>>>

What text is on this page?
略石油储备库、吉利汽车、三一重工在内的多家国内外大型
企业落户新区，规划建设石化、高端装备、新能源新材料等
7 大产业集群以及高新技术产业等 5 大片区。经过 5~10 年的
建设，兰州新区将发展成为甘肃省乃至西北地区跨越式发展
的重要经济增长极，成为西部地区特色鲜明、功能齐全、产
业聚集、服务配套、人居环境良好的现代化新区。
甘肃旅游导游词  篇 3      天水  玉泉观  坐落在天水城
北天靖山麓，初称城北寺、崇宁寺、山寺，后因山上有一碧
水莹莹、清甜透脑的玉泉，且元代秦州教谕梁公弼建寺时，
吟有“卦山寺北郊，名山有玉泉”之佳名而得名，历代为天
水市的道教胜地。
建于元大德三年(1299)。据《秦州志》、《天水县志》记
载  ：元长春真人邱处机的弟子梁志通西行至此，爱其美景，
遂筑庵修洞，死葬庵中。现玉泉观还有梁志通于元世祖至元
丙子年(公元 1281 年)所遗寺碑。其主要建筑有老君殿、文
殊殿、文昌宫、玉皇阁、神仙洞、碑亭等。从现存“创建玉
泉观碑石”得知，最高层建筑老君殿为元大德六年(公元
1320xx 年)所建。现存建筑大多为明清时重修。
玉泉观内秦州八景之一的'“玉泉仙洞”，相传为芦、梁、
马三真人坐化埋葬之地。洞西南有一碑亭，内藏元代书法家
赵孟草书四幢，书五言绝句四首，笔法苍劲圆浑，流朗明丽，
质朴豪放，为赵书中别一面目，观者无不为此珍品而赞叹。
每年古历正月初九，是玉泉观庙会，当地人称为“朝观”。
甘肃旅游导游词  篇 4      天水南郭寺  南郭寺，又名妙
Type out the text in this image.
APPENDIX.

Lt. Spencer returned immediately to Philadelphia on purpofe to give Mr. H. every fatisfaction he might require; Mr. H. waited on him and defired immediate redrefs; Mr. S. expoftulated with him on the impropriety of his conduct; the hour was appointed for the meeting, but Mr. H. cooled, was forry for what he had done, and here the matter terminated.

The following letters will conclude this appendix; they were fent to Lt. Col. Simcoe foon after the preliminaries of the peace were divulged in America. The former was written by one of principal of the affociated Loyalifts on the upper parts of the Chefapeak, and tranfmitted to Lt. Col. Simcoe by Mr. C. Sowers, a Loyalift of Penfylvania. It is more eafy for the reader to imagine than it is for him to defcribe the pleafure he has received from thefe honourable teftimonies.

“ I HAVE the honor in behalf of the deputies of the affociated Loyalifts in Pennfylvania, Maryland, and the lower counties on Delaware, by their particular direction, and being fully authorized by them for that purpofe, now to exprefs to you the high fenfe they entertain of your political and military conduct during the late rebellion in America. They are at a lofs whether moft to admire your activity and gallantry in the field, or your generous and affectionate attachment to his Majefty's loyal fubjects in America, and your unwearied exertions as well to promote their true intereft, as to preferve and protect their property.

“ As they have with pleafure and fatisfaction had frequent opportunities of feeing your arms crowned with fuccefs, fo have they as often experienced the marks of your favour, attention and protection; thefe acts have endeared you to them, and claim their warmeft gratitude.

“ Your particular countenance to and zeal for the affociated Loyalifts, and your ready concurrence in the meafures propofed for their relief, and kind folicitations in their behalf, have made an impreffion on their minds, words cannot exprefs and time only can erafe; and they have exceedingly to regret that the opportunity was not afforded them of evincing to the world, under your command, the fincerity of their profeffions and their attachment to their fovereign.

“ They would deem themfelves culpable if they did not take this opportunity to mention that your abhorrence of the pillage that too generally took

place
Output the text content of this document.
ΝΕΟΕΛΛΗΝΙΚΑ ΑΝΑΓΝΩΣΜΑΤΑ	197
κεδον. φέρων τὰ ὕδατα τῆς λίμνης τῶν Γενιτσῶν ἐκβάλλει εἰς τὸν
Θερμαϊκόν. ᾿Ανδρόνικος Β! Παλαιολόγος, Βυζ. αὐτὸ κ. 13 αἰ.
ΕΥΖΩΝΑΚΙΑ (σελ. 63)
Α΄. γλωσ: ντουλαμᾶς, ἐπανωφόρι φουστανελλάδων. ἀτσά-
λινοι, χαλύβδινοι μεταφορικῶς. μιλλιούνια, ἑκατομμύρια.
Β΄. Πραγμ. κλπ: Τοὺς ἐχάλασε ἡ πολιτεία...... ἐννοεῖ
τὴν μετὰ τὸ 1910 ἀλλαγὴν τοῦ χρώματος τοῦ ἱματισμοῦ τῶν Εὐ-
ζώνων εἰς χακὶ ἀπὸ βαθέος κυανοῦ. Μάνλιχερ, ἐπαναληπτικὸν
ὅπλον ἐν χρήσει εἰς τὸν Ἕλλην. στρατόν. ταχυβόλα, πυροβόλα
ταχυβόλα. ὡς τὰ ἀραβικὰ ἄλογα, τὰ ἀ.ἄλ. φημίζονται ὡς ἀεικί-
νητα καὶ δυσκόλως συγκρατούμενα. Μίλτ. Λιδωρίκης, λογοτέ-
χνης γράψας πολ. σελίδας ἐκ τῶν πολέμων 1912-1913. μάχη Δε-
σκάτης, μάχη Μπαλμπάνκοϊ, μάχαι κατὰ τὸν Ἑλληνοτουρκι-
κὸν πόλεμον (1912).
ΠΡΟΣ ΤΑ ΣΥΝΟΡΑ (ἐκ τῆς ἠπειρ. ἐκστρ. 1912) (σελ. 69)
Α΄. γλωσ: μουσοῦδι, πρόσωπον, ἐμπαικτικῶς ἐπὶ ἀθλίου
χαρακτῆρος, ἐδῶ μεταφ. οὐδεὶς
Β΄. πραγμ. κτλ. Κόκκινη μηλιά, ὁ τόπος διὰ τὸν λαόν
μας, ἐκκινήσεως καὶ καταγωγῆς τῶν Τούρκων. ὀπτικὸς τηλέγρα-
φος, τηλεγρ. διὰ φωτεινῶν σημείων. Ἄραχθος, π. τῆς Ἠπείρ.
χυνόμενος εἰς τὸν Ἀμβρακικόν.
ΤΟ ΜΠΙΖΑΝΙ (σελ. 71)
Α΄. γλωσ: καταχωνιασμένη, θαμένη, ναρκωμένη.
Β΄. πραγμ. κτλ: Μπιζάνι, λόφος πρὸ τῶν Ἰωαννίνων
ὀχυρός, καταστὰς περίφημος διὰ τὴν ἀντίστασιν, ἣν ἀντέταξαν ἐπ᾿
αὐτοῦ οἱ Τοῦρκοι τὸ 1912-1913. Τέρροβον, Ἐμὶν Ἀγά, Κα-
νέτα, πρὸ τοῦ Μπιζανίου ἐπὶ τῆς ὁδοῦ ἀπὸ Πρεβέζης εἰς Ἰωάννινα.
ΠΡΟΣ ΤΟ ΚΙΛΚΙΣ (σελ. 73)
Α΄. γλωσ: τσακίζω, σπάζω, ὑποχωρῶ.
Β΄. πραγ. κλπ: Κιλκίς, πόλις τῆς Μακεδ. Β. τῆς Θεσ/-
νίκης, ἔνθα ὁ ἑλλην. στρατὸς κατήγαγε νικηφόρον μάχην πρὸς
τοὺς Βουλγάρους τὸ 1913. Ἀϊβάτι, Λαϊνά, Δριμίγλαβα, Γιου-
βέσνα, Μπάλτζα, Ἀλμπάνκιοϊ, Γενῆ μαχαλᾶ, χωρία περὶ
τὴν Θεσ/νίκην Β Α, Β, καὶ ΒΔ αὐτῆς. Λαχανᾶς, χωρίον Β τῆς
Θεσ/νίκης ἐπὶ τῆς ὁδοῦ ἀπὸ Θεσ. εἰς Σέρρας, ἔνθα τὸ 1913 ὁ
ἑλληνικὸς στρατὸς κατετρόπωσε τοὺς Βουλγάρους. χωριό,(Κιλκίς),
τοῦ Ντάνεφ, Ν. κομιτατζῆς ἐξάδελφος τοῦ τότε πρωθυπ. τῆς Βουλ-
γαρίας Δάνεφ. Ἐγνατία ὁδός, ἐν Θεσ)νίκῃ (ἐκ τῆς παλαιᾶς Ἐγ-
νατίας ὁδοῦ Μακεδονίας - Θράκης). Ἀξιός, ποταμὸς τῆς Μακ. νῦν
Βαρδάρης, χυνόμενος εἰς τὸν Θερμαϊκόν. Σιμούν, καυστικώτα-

<<<

• **JOB**:
Reproduce only the lines between the line containing "Output the text content of this document." and the last line of the records, those two lines included, exactly.

• **RESULT FOR THIS TASK**:
Output the text content of this document.
ΝΕΟΕΛΛΗΝΙΚΑ ΑΝΑΓΝΩΣΜΑΤΑ	197
κεδον. φέρων τὰ ὕδατα τῆς λίμνης τῶν Γενιτσῶν ἐκβάλλει εἰς τὸν
Θερμαϊκόν. ᾿Ανδρόνικος Β! Παλαιολόγος, Βυζ. αὐτὸ κ. 13 αἰ.
ΕΥΖΩΝΑΚΙΑ (σελ. 63)
Α΄. γλωσ: ντουλαμᾶς, ἐπανωφόρι φουστανελλάδων. ἀτσά-
λινοι, χαλύβδινοι μεταφορικῶς. μιλλιούνια, ἑκατομμύρια.
Β΄. Πραγμ. κλπ: Τοὺς ἐχάλασε ἡ πολιτεία...... ἐννοεῖ
τὴν μετὰ τὸ 1910 ἀλλαγὴν τοῦ χρώματος τοῦ ἱματισμοῦ τῶν Εὐ-
ζώνων εἰς χακὶ ἀπὸ βαθέος κυανοῦ. Μάνλιχερ, ἐπαναληπτικὸν
ὅπλον ἐν χρήσει εἰς τὸν Ἕλλην. στρατόν. ταχυβόλα, πυροβόλα
ταχυβόλα. ὡς τὰ ἀραβικὰ ἄλογα, τὰ ἀ.ἄλ. φημίζονται ὡς ἀεικί-
νητα καὶ δυσκόλως συγκρατούμενα. Μίλτ. Λιδωρίκης, λογοτέ-
χνης γράψας πολ. σελίδας ἐκ τῶν πολέμων 1912-1913. μάχη Δε-
σκάτης, μάχη Μπαλμπάνκοϊ, μάχαι κατὰ τὸν Ἑλληνοτουρκι-
κὸν πόλεμον (1912).
ΠΡΟΣ ΤΑ ΣΥΝΟΡΑ (ἐκ τῆς ἠπειρ. ἐκστρ. 1912) (σελ. 69)
Α΄. γλωσ: μουσοῦδι, πρόσωπον, ἐμπαικτικῶς ἐπὶ ἀθλίου
χαρακτῆρος, ἐδῶ μεταφ. οὐδεὶς
Β΄. πραγμ. κτλ. Κόκκινη μηλιά, ὁ τόπος διὰ τὸν λαόν
μας, ἐκκινήσεως καὶ καταγωγῆς τῶν Τούρκων. ὀπτικὸς τηλέγρα-
φος, τηλεγρ. διὰ φωτεινῶν σημείων. Ἄραχθος, π. τῆς Ἠπείρ.
χυνόμενος εἰς τὸν Ἀμβρακικόν.
ΤΟ ΜΠΙΖΑΝΙ (σελ. 71)
Α΄. γλωσ: καταχωνιασμένη, θαμένη, ναρκωμένη.
Β΄. πραγμ. κτλ: Μπιζάνι, λόφος πρὸ τῶν Ἰωαννίνων
ὀχυρός, καταστὰς περίφημος διὰ τὴν ἀντίστασιν, ἣν ἀντέταξαν ἐπ᾿
αὐτοῦ οἱ Τοῦρκοι τὸ 1912-1913. Τέρροβον, Ἐμὶν Ἀγά, Κα-
νέτα, πρὸ τοῦ Μπιζανίου ἐπὶ τῆς ὁδοῦ ἀπὸ Πρεβέζης εἰς Ἰωάννινα.
ΠΡΟΣ ΤΟ ΚΙΛΚΙΣ (σελ. 73)
Α΄. γλωσ: τσακίζω, σπάζω, ὑποχωρῶ.
Β΄. πραγ. κλπ: Κιλκίς, πόλις τῆς Μακεδ. Β. τῆς Θεσ/-
νίκης, ἔνθα ὁ ἑλλην. στρατὸς κατήγαγε νικηφόρον μάχην πρὸς
τοὺς Βουλγάρους τὸ 1913. Ἀϊβάτι, Λαϊνά, Δριμίγλαβα, Γιου-
βέσνα, Μπάλτζα, Ἀλμπάνκιοϊ, Γενῆ μαχαλᾶ, χωρία περὶ
τὴν Θεσ/νίκην Β Α, Β, καὶ ΒΔ αὐτῆς. Λαχανᾶς, χωρίον Β τῆς
Θεσ/νίκης ἐπὶ τῆς ὁδοῦ ἀπὸ Θεσ. εἰς Σέρρας, ἔνθα τὸ 1913 ὁ
ἑλληνικὸς στρατὸς κατετρόπωσε τοὺς Βουλγάρους. χωριό,(Κιλκίς),
τοῦ Ντάνεφ, Ν. κομιτατζῆς ἐξάδελφος τοῦ τότε πρωθυπ. τῆς Βουλ-
γαρίας Δάνεφ. Ἐγνατία ὁδός, ἐν Θεσ)νίκῃ (ἐκ τῆς παλαιᾶς Ἐγ-
νατίας ὁδοῦ Μακεδονίας - Θράκης). Ἀξιός, ποταμὸς τῆς Μακ. νῦν
Βαρδάρης, χυνόμενος εἰς τὸν Θερμαϊκόν. Σιμούν, καυστικώτα-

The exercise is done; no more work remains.